Instructions to follow –
Write out all lines holding the word "эффективности".

Stored data
......

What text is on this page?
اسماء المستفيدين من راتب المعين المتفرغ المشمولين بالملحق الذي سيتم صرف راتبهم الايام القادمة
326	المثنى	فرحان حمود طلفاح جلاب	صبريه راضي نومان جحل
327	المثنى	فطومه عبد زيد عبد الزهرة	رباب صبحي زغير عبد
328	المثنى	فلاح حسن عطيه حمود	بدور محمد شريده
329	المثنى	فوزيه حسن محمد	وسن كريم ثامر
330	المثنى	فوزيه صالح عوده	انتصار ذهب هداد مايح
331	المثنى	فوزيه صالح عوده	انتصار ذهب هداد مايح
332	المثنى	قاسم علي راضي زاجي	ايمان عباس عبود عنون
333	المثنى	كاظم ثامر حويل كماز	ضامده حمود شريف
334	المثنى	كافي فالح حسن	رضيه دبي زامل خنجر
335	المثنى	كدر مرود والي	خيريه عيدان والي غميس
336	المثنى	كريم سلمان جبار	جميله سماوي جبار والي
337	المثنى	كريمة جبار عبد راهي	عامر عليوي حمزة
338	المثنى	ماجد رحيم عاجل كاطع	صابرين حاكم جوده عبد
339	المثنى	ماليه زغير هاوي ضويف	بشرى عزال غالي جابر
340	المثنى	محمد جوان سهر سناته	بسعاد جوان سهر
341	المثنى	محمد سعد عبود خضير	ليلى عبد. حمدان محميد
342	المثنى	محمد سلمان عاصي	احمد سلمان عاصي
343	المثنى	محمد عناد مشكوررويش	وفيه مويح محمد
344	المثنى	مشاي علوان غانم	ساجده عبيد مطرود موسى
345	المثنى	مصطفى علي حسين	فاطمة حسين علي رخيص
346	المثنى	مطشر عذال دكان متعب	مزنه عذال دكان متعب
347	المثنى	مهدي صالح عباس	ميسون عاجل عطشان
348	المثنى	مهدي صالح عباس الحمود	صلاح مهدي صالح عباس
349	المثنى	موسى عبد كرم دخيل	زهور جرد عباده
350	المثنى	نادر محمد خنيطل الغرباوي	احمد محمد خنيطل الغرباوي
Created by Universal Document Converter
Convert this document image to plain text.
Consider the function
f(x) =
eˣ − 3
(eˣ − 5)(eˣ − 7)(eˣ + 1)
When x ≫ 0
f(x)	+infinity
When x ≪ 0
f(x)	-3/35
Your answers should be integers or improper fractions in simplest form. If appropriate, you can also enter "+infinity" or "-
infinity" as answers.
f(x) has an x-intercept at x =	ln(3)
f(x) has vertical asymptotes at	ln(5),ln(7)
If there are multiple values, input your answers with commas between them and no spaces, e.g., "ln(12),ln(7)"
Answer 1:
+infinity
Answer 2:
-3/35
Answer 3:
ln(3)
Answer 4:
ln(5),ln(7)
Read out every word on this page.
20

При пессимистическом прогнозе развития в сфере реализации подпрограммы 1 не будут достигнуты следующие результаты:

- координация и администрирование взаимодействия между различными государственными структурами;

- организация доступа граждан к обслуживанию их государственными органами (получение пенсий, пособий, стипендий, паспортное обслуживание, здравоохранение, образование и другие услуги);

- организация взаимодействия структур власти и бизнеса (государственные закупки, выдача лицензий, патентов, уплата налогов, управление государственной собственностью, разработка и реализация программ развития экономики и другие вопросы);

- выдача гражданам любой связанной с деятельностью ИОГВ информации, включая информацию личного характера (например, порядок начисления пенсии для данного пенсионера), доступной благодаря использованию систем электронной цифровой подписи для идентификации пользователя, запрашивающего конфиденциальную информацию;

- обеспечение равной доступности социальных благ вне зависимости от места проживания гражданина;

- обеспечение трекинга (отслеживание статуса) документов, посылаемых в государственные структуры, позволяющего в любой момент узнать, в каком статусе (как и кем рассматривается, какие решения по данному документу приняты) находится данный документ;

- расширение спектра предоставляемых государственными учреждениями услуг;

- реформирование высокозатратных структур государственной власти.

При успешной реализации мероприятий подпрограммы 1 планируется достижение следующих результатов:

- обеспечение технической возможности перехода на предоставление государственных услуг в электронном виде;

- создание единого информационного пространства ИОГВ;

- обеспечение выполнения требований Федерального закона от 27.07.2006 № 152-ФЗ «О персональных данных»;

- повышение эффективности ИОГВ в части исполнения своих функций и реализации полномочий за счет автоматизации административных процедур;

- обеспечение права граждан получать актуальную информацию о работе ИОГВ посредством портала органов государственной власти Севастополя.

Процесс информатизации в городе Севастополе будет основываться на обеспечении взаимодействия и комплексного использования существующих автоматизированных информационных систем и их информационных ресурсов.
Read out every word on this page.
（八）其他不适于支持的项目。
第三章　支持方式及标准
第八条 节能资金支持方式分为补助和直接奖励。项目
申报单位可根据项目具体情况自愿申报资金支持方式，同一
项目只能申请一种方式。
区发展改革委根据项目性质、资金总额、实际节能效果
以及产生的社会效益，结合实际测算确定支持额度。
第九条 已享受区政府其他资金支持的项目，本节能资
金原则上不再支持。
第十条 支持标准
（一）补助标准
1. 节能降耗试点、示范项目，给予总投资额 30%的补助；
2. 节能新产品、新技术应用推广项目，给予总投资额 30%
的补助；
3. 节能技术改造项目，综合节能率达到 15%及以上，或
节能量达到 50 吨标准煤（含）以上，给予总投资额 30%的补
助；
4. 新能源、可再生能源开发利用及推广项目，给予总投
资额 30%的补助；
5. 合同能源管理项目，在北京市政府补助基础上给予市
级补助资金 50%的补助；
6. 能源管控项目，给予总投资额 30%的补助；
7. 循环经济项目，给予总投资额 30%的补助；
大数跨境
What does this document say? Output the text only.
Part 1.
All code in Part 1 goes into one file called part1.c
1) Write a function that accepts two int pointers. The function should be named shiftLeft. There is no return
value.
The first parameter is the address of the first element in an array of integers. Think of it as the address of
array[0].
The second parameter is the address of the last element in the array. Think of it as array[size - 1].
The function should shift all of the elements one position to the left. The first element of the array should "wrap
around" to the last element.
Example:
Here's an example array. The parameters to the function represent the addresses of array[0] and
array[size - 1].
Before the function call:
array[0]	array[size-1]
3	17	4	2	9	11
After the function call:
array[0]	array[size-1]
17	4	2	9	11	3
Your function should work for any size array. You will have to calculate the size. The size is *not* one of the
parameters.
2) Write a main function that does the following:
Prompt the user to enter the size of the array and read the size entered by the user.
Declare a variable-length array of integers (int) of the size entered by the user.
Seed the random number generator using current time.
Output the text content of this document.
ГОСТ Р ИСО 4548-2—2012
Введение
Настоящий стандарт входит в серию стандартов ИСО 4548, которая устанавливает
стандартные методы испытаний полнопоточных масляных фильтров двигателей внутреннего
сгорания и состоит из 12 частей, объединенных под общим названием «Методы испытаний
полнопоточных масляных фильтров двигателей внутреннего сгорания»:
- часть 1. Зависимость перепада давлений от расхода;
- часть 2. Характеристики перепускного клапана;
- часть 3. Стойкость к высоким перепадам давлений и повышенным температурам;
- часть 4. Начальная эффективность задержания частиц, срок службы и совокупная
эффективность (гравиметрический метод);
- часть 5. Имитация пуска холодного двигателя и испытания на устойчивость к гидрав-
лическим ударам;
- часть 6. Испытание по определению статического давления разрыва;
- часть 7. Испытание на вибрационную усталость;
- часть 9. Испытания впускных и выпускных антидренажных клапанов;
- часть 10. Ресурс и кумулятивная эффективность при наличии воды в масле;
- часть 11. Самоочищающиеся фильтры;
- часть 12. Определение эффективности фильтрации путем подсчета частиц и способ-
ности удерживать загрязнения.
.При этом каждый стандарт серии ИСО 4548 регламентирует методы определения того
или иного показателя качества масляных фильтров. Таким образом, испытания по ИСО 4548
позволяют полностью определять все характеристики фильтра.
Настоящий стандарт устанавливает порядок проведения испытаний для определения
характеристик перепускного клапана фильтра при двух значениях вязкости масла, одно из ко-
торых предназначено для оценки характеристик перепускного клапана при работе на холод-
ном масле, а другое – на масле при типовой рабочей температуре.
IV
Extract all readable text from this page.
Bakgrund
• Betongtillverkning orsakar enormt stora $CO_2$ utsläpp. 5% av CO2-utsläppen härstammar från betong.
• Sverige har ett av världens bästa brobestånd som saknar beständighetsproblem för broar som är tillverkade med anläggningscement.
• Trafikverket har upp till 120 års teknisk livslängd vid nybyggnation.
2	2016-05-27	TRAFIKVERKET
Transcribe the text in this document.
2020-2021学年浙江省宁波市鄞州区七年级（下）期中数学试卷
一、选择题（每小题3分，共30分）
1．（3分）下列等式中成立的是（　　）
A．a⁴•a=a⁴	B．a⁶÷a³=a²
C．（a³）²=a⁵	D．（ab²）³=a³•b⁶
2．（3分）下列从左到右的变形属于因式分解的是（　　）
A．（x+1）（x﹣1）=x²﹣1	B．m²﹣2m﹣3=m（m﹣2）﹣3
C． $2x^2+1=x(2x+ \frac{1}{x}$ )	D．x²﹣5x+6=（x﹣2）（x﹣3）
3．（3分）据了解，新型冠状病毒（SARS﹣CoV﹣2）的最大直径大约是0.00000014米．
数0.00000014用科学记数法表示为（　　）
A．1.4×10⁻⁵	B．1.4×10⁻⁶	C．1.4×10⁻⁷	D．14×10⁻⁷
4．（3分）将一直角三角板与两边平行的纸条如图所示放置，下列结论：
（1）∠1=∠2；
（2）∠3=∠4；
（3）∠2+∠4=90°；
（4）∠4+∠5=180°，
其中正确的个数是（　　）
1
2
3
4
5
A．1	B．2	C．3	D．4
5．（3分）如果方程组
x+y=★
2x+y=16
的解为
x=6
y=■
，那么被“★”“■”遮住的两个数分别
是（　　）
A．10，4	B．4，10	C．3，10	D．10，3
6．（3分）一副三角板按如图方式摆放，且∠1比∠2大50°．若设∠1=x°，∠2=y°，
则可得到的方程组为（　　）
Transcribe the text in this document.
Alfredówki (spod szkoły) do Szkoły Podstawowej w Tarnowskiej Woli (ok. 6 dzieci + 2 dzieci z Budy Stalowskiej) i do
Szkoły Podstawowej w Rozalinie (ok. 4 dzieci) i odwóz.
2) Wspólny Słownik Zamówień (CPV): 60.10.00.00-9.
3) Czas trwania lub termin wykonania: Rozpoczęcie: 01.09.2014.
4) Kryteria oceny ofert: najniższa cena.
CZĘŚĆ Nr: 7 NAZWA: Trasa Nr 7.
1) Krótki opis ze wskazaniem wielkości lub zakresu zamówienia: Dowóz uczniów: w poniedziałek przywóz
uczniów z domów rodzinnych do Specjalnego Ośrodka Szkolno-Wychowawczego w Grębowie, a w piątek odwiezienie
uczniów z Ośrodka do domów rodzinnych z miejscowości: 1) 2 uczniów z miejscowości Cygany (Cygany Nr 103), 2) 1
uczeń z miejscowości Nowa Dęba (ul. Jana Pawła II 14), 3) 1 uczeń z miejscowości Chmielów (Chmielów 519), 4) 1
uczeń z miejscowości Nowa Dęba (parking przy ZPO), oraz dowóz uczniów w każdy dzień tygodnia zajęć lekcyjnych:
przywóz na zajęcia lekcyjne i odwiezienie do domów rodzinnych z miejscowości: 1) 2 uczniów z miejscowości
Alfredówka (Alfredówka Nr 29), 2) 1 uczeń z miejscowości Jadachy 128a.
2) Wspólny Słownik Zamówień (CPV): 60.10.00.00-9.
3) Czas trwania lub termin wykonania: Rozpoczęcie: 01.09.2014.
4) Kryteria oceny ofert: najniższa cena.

......

Solution for this problem –
- повышение эффективности ИОГВ в части исполнения своих функций и реализации полномочий за счет автоматизации административных процедур;
- часть 12. Определение эффективности фильтрации путем подсчета частиц и способ-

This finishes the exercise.